• GOAL OF THE EXERCISE:
Go through each line of the records below and count those with the word "Roughness"; give only the total.

Stored entries
******************************

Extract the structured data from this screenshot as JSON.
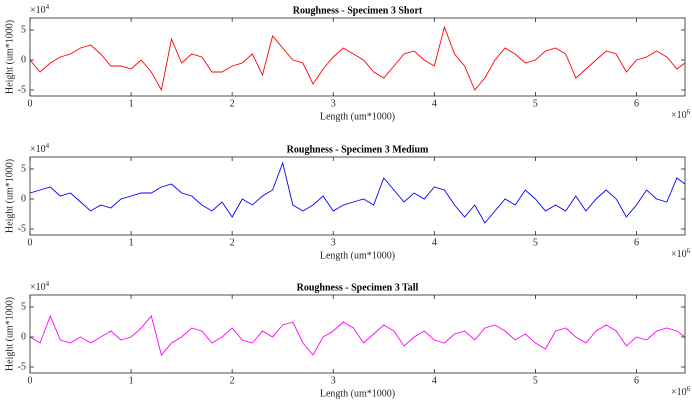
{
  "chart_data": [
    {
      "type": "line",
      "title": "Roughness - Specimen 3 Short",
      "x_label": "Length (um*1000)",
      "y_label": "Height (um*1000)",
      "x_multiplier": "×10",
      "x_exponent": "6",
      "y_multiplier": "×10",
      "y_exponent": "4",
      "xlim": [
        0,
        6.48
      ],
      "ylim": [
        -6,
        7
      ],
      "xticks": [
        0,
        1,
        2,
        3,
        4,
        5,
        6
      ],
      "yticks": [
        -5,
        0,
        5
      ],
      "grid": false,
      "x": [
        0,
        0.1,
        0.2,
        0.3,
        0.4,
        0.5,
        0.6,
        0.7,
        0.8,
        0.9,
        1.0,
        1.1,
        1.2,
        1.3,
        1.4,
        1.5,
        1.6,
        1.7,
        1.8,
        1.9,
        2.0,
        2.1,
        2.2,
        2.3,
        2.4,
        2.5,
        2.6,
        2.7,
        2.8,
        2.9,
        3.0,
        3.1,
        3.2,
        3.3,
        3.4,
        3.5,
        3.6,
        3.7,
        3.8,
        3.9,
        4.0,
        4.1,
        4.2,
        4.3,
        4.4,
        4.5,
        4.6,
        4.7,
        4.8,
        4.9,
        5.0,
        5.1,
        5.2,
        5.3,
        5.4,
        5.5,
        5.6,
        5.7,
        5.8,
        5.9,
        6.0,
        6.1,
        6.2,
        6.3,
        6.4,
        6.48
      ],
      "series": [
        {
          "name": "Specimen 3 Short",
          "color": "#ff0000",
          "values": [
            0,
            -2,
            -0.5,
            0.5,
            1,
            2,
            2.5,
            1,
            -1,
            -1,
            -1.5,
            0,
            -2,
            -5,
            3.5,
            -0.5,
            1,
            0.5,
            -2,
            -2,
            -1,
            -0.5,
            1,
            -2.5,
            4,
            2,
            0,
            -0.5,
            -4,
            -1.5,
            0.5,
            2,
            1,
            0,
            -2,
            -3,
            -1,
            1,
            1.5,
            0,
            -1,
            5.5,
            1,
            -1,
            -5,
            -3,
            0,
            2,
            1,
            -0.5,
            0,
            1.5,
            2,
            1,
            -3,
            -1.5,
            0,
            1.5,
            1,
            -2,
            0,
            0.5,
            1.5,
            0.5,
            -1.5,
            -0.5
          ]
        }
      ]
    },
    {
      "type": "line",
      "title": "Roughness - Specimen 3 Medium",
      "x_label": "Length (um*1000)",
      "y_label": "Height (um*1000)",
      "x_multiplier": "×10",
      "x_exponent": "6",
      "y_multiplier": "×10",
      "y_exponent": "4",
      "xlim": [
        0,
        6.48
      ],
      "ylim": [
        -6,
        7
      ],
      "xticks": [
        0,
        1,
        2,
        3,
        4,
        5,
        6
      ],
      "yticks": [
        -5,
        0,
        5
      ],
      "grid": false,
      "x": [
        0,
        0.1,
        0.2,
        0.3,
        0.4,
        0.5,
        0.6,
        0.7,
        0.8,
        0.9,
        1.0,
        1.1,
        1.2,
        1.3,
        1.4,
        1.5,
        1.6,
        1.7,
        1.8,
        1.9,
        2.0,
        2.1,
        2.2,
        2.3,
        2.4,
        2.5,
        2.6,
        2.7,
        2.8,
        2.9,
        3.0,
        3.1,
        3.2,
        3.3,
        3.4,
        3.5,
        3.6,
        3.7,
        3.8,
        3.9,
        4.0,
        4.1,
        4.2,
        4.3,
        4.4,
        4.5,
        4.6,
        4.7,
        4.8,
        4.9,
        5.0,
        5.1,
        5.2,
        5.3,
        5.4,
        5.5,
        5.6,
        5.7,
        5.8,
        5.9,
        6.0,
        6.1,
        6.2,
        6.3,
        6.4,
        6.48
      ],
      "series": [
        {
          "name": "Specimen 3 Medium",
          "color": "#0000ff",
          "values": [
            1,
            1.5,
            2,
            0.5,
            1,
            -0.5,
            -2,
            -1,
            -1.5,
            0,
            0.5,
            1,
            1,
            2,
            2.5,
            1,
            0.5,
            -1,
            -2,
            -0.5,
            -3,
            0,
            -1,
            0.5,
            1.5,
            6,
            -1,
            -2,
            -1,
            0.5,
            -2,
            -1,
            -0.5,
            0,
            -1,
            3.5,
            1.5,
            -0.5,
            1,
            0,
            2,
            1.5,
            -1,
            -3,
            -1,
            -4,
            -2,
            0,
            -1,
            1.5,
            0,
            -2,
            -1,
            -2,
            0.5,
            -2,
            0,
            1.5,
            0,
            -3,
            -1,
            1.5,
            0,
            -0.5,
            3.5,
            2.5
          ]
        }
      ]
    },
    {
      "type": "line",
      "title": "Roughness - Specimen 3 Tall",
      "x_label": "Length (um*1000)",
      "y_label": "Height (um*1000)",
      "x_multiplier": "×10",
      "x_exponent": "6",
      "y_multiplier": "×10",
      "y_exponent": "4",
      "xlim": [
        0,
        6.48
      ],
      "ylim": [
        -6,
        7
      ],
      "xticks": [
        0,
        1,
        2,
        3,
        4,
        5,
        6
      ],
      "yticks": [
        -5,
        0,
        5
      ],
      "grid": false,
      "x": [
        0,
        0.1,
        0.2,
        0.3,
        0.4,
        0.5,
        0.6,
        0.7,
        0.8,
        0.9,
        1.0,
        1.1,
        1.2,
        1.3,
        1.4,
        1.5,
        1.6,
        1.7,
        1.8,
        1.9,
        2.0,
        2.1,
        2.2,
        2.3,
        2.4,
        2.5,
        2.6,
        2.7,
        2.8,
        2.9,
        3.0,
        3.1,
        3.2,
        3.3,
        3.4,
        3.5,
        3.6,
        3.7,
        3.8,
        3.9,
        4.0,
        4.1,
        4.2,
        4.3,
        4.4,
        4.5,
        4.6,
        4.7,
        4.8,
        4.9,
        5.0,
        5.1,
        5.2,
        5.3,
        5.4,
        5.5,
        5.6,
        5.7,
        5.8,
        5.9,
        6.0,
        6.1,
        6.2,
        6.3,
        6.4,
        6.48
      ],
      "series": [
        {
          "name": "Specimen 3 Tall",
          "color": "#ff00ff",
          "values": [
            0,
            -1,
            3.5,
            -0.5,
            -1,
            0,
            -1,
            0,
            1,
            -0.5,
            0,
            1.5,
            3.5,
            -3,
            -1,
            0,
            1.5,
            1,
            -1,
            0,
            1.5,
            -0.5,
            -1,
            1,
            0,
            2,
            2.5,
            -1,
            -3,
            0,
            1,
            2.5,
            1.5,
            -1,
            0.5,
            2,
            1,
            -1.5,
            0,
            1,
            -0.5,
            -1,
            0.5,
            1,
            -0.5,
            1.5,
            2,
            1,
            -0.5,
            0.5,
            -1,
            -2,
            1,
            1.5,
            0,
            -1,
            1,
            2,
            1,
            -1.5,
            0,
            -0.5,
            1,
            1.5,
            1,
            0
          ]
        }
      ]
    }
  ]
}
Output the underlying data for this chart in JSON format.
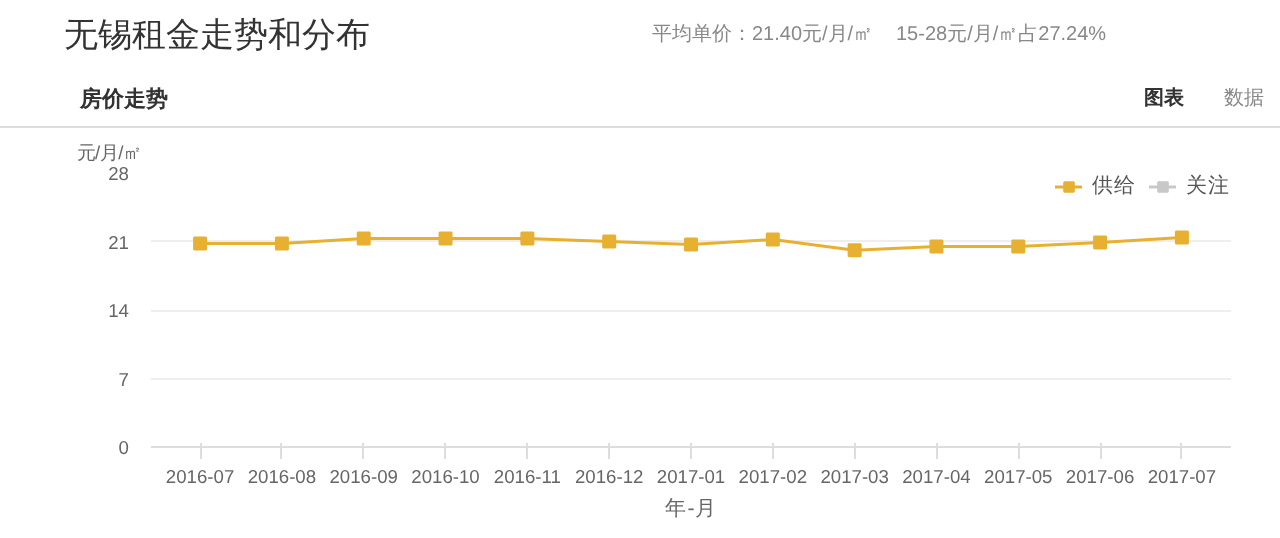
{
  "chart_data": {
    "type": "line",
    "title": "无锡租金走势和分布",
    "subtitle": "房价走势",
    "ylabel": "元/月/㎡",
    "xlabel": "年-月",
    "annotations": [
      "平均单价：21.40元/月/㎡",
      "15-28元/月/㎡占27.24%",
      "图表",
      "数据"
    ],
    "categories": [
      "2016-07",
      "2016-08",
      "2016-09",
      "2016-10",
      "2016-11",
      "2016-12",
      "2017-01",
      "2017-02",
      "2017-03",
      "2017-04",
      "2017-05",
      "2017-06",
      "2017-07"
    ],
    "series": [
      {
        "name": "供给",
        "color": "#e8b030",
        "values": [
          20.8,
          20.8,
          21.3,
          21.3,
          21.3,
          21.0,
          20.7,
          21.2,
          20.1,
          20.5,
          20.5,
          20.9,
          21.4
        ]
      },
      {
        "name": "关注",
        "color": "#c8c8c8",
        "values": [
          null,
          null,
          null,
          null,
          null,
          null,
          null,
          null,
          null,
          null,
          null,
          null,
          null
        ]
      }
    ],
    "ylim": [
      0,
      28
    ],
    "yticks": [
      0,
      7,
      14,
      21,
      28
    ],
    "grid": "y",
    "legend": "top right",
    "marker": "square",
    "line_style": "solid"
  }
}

******************************

• PROBLEM SOLUTION:
3